**REQUEST:** Retype all the records with nothing changed.

[begin RECORDS FOR THIS EXERCISE]

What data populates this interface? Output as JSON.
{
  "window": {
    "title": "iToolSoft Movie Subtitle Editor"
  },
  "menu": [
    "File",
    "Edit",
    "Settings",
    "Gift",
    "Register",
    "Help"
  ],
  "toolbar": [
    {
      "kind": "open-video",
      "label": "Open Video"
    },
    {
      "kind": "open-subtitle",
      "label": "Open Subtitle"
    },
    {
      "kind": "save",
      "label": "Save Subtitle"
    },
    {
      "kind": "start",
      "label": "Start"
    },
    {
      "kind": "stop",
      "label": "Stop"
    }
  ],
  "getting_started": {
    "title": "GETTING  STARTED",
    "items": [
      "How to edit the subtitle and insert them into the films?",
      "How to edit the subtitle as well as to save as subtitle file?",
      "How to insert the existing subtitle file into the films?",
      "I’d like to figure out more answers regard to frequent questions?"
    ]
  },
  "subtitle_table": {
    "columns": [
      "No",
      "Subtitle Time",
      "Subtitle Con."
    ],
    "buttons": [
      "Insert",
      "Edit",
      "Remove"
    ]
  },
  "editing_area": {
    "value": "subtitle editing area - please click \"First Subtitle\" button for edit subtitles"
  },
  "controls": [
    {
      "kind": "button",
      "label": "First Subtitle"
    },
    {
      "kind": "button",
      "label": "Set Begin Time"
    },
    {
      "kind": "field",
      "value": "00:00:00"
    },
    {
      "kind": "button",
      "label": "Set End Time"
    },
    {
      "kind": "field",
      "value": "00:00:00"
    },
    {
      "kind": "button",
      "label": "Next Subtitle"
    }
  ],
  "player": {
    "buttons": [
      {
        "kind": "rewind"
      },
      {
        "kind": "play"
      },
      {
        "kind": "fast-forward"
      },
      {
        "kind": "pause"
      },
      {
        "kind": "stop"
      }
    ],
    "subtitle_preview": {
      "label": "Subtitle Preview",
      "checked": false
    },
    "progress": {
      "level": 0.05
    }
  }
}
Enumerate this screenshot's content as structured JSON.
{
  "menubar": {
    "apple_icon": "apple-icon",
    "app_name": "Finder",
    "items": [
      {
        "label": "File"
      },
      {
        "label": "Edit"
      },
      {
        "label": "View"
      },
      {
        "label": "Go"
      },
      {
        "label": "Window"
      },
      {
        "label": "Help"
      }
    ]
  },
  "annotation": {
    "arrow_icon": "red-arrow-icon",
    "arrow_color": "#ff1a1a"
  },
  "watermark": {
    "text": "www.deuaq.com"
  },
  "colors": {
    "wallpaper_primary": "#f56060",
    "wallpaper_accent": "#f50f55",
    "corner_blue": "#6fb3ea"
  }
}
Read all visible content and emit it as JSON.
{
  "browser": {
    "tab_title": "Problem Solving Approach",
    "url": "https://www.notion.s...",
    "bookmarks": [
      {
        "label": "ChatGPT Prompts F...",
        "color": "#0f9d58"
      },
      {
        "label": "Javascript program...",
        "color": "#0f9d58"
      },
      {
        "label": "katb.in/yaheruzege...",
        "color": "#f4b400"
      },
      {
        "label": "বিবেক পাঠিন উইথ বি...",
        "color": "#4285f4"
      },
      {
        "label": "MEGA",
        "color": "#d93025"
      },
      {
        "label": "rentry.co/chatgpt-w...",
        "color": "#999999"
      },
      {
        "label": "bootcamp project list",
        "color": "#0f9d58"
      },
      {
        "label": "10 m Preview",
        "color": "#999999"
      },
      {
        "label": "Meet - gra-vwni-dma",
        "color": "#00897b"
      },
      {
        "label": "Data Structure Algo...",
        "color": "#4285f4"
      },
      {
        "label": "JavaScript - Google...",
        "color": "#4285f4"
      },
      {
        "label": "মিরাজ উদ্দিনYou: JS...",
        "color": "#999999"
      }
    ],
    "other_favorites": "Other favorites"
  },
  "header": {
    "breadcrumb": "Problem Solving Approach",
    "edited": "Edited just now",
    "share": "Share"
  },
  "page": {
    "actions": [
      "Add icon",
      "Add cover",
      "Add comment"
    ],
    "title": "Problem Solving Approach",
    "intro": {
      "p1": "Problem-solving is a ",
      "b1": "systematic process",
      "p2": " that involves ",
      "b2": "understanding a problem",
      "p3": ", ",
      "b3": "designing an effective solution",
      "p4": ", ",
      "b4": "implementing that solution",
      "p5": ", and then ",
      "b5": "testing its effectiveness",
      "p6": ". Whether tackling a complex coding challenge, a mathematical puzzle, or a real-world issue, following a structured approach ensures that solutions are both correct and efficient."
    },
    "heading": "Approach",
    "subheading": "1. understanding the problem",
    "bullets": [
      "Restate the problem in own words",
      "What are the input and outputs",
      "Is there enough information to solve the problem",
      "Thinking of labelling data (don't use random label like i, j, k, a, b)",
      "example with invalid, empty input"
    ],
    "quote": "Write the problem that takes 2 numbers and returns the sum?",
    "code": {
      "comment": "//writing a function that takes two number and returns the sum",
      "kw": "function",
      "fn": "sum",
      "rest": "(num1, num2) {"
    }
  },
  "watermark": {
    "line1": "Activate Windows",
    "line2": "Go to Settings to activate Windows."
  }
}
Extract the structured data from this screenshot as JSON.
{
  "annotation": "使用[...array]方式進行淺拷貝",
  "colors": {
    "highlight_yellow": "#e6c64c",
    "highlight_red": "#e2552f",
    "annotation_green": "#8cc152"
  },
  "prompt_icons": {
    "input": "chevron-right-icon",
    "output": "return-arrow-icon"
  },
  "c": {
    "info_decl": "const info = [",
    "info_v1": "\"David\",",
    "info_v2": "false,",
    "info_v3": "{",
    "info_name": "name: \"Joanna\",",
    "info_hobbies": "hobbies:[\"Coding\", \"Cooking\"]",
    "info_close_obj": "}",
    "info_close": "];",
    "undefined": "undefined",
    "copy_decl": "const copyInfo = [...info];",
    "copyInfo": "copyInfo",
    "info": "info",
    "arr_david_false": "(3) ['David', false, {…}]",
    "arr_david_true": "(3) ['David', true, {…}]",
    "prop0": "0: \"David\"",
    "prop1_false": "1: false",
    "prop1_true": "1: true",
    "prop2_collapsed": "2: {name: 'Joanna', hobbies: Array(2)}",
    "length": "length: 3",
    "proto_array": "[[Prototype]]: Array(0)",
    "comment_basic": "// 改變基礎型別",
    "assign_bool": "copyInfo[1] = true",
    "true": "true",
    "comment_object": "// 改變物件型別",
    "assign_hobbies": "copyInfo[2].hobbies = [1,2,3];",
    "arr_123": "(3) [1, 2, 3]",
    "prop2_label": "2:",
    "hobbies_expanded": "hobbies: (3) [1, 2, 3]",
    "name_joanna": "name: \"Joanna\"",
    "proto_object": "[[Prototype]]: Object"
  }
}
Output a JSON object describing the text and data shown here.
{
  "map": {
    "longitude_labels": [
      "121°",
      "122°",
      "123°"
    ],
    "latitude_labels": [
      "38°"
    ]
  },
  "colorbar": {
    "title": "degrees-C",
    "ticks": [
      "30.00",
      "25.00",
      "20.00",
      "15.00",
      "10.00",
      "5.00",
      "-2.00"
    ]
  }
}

[end RECORDS FOR THIS EXERCISE]

**WRITTEN ANSWER:**
What data populates this interface? Output as JSON.
{
  "window": {
    "title": "iToolSoft Movie Subtitle Editor"
  },
  "menu": [
    "File",
    "Edit",
    "Settings",
    "Gift",
    "Register",
    "Help"
  ],
  "toolbar": [
    {
      "kind": "open-video",
      "label": "Open Video"
    },
    {
      "kind": "open-subtitle",
      "label": "Open Subtitle"
    },
    {
      "kind": "save",
      "label": "Save Subtitle"
    },
    {
      "kind": "start",
      "label": "Start"
    },
    {
      "kind": "stop",
      "label": "Stop"
    }
  ],
  "getting_started": {
    "title": "GETTING  STARTED",
    "items": [
      "How to edit the subtitle and insert them into the films?",
      "How to edit the subtitle as well as to save as subtitle file?",
      "How to insert the existing subtitle file into the films?",
      "I’d like to figure out more answers regard to frequent questions?"
    ]
  },
  "subtitle_table": {
    "columns": [
      "No",
      "Subtitle Time",
      "Subtitle Con."
    ],
    "buttons": [
      "Insert",
      "Edit",
      "Remove"
    ]
  },
  "editing_area": {
    "value": "subtitle editing area - please click \"First Subtitle\" button for edit subtitles"
  },
  "controls": [
    {
      "kind": "button",
      "label": "First Subtitle"
    },
    {
      "kind": "button",
      "label": "Set Begin Time"
    },
    {
      "kind": "field",
      "value": "00:00:00"
    },
    {
      "kind": "button",
      "label": "Set End Time"
    },
    {
      "kind": "field",
      "value": "00:00:00"
    },
    {
      "kind": "button",
      "label": "Next Subtitle"
    }
  ],
  "player": {
    "buttons": [
      {
        "kind": "rewind"
      },
      {
        "kind": "play"
      },
      {
        "kind": "fast-forward"
      },
      {
        "kind": "pause"
      },
      {
        "kind": "stop"
      }
    ],
    "subtitle_preview": {
      "label": "Subtitle Preview",
      "checked": false
    },
    "progress": {
      "level": 0.05
    }
  }
}
Enumerate this screenshot's content as structured JSON.
{
  "menubar": {
    "apple_icon": "apple-icon",
    "app_name": "Finder",
    "items": [
      {
        "label": "File"
      },
      {
        "label": "Edit"
      },
      {
        "label": "View"
      },
      {
        "label": "Go"
      },
      {
        "label": "Window"
      },
      {
        "label": "Help"
      }
    ]
  },
  "annotation": {
    "arrow_icon": "red-arrow-icon",
    "arrow_color": "#ff1a1a"
  },
  "watermark": {
    "text": "www.deuaq.com"
  },
  "colors": {
    "wallpaper_primary": "#f56060",
    "wallpaper_accent": "#f50f55",
    "corner_blue": "#6fb3ea"
  }
}
Read all visible content and emit it as JSON.
{
  "browser": {
    "tab_title": "Problem Solving Approach",
    "url": "https://www.notion.s...",
    "bookmarks": [
      {
        "label": "ChatGPT Prompts F...",
        "color": "#0f9d58"
      },
      {
        "label": "Javascript program...",
        "color": "#0f9d58"
      },
      {
        "label": "katb.in/yaheruzege...",
        "color": "#f4b400"
      },
      {
        "label": "বিবেক পাঠিন উইথ বি...",
        "color": "#4285f4"
      },
      {
        "label": "MEGA",
        "color": "#d93025"
      },
      {
        "label": "rentry.co/chatgpt-w...",
        "color": "#999999"
      },
      {
        "label": "bootcamp project list",
        "color": "#0f9d58"
      },
      {
        "label": "10 m Preview",
        "color": "#999999"
      },
      {
        "label": "Meet - gra-vwni-dma",
        "color": "#00897b"
      },
      {
        "label": "Data Structure Algo...",
        "color": "#4285f4"
      },
      {
        "label": "JavaScript - Google...",
        "color": "#4285f4"
      },
      {
        "label": "মিরাজ উদ্দিনYou: JS...",
        "color": "#999999"
      }
    ],
    "other_favorites": "Other favorites"
  },
  "header": {
    "breadcrumb": "Problem Solving Approach",
    "edited": "Edited just now",
    "share": "Share"
  },
  "page": {
    "actions": [
      "Add icon",
      "Add cover",
      "Add comment"
    ],
    "title": "Problem Solving Approach",
    "intro": {
      "p1": "Problem-solving is a ",
      "b1": "systematic process",
      "p2": " that involves ",
      "b2": "understanding a problem",
      "p3": ", ",
      "b3": "designing an effective solution",
      "p4": ", ",
      "b4": "implementing that solution",
      "p5": ", and then ",
      "b5": "testing its effectiveness",
      "p6": ". Whether tackling a complex coding challenge, a mathematical puzzle, or a real-world issue, following a structured approach ensures that solutions are both correct and efficient."
    },
    "heading": "Approach",
    "subheading": "1. understanding the problem",
    "bullets": [
      "Restate the problem in own words",
      "What are the input and outputs",
      "Is there enough information to solve the problem",
      "Thinking of labelling data (don't use random label like i, j, k, a, b)",
      "example with invalid, empty input"
    ],
    "quote": "Write the problem that takes 2 numbers and returns the sum?",
    "code": {
      "comment": "//writing a function that takes two number and returns the sum",
      "kw": "function",
      "fn": "sum",
      "rest": "(num1, num2) {"
    }
  },
  "watermark": {
    "line1": "Activate Windows",
    "line2": "Go to Settings to activate Windows."
  }
}
Extract the structured data from this screenshot as JSON.
{
  "annotation": "使用[...array]方式進行淺拷貝",
  "colors": {
    "highlight_yellow": "#e6c64c",
    "highlight_red": "#e2552f",
    "annotation_green": "#8cc152"
  },
  "prompt_icons": {
    "input": "chevron-right-icon",
    "output": "return-arrow-icon"
  },
  "c": {
    "info_decl": "const info = [",
    "info_v1": "\"David\",",
    "info_v2": "false,",
    "info_v3": "{",
    "info_name": "name: \"Joanna\",",
    "info_hobbies": "hobbies:[\"Coding\", \"Cooking\"]",
    "info_close_obj": "}",
    "info_close": "];",
    "undefined": "undefined",
    "copy_decl": "const copyInfo = [...info];",
    "copyInfo": "copyInfo",
    "info": "info",
    "arr_david_false": "(3) ['David', false, {…}]",
    "arr_david_true": "(3) ['David', true, {…}]",
    "prop0": "0: \"David\"",
    "prop1_false": "1: false",
    "prop1_true": "1: true",
    "prop2_collapsed": "2: {name: 'Joanna', hobbies: Array(2)}",
    "length": "length: 3",
    "proto_array": "[[Prototype]]: Array(0)",
    "comment_basic": "// 改變基礎型別",
    "assign_bool": "copyInfo[1] = true",
    "true": "true",
    "comment_object": "// 改變物件型別",
    "assign_hobbies": "copyInfo[2].hobbies = [1,2,3];",
    "arr_123": "(3) [1, 2, 3]",
    "prop2_label": "2:",
    "hobbies_expanded": "hobbies: (3) [1, 2, 3]",
    "name_joanna": "name: \"Joanna\"",
    "proto_object": "[[Prototype]]: Object"
  }
}
Output a JSON object describing the text and data shown here.
{
  "map": {
    "longitude_labels": [
      "121°",
      "122°",
      "123°"
    ],
    "latitude_labels": [
      "38°"
    ]
  },
  "colorbar": {
    "title": "degrees-C",
    "ticks": [
      "30.00",
      "25.00",
      "20.00",
      "15.00",
      "10.00",
      "5.00",
      "-2.00"
    ]
  }
}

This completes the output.